# [Short task]
Extract the lines of the listing below, starting with its first line and continuing through the line containing "heart-icon bbox=[749, 454, 805, 505]", and reproduce them verbatim.

Part of a data file
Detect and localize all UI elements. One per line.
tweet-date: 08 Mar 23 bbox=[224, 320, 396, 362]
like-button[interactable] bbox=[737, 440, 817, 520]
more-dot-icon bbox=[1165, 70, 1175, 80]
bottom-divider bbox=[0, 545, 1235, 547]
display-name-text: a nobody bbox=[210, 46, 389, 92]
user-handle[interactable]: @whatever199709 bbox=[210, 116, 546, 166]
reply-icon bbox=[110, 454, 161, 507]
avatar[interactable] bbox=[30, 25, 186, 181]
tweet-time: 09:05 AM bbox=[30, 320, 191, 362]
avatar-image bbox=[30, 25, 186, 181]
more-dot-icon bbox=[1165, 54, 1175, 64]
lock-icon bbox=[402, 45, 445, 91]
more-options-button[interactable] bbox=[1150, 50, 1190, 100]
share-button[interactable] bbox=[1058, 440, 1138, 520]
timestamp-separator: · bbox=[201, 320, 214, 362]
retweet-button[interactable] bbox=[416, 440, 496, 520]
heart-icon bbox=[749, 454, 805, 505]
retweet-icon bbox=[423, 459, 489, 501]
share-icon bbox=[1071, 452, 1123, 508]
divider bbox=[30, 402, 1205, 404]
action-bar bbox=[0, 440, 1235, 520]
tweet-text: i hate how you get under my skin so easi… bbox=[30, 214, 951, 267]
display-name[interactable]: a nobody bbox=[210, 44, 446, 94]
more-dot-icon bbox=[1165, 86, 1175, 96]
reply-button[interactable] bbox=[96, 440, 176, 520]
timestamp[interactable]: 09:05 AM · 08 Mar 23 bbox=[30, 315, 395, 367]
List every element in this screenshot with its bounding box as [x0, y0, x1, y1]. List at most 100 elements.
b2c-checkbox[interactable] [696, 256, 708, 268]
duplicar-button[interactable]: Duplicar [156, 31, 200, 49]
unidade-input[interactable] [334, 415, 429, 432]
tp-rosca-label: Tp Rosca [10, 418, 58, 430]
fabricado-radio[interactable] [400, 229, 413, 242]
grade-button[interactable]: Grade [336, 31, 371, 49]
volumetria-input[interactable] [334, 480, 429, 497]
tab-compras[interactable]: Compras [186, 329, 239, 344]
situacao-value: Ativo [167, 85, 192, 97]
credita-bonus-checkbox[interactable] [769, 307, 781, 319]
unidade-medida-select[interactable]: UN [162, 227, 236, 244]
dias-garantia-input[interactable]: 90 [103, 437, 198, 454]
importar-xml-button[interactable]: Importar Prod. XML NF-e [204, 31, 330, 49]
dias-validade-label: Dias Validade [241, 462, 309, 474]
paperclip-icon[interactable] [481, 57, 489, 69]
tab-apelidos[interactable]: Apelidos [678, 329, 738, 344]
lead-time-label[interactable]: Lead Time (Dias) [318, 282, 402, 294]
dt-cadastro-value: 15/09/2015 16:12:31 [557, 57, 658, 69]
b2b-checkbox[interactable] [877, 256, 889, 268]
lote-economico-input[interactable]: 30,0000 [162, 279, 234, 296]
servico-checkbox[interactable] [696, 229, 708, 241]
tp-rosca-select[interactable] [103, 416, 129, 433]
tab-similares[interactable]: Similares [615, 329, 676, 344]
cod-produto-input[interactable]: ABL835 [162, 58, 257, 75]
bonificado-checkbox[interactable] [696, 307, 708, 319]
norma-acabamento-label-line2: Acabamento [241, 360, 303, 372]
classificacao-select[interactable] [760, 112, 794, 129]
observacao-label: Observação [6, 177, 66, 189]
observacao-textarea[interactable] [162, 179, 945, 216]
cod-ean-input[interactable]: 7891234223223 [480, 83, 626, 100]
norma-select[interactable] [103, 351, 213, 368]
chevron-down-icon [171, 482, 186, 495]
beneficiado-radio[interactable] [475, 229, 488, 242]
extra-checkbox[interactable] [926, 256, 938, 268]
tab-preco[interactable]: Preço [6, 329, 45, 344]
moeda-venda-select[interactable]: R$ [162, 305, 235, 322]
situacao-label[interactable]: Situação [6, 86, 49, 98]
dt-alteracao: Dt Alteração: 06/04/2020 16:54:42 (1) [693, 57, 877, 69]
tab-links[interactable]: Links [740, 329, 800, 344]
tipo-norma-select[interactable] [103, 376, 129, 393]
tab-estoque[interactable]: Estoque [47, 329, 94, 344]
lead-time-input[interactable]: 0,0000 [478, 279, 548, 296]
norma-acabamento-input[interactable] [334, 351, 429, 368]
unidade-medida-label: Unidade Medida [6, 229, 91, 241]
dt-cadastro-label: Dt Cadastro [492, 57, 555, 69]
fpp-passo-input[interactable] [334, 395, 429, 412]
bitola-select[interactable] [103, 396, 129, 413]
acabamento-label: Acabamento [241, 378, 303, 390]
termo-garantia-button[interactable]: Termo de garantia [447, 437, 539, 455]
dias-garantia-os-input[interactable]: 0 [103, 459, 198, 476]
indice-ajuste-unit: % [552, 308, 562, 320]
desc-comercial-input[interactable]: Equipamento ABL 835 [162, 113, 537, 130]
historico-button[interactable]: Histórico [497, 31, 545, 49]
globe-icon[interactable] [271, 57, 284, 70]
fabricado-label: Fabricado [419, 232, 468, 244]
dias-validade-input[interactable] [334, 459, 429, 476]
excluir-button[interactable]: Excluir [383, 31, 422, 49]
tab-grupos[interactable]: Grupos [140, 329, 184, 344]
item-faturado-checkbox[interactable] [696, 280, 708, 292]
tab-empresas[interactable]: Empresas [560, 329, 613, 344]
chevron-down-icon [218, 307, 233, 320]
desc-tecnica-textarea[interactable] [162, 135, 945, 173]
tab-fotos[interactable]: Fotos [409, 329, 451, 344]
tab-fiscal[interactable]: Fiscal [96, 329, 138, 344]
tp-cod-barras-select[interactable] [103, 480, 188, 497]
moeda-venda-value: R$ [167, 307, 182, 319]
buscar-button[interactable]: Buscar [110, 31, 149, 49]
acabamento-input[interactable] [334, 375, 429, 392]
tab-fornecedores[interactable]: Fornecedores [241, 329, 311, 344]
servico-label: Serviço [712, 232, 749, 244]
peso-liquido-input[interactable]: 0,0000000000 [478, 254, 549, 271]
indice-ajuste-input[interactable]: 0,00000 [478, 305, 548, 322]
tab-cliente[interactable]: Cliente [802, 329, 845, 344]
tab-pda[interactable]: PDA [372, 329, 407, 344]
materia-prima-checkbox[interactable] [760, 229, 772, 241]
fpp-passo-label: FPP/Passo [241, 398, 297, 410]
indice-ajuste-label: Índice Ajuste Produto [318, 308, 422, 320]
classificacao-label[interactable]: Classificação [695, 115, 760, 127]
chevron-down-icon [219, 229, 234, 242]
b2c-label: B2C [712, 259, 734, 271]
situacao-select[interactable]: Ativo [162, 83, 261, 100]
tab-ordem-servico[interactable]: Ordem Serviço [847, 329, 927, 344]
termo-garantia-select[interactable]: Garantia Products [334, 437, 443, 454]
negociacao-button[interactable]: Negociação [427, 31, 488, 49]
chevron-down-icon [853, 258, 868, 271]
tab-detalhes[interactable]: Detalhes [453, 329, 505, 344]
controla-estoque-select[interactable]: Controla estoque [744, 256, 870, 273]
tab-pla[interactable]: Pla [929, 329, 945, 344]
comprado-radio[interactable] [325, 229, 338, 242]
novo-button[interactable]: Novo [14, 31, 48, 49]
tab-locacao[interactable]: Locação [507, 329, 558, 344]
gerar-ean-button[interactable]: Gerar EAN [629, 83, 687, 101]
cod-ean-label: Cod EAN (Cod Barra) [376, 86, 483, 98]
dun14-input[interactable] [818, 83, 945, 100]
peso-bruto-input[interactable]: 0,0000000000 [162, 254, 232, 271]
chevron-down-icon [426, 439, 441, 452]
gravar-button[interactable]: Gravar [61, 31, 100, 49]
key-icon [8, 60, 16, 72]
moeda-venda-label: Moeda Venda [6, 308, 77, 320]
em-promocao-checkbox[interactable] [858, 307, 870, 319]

# [The output]
Detect and localize all UI elements. One per line.
tweet-date: 08 Mar 23 bbox=[224, 320, 396, 362]
like-button[interactable] bbox=[737, 440, 817, 520]
more-dot-icon bbox=[1165, 70, 1175, 80]
bottom-divider bbox=[0, 545, 1235, 547]
display-name-text: a nobody bbox=[210, 46, 389, 92]
user-handle[interactable]: @whatever199709 bbox=[210, 116, 546, 166]
reply-icon bbox=[110, 454, 161, 507]
avatar[interactable] bbox=[30, 25, 186, 181]
tweet-time: 09:05 AM bbox=[30, 320, 191, 362]
avatar-image bbox=[30, 25, 186, 181]
more-dot-icon bbox=[1165, 54, 1175, 64]
lock-icon bbox=[402, 45, 445, 91]
more-options-button[interactable] bbox=[1150, 50, 1190, 100]
share-button[interactable] bbox=[1058, 440, 1138, 520]
timestamp-separator: · bbox=[201, 320, 214, 362]
retweet-button[interactable] bbox=[416, 440, 496, 520]
heart-icon bbox=[749, 454, 805, 505]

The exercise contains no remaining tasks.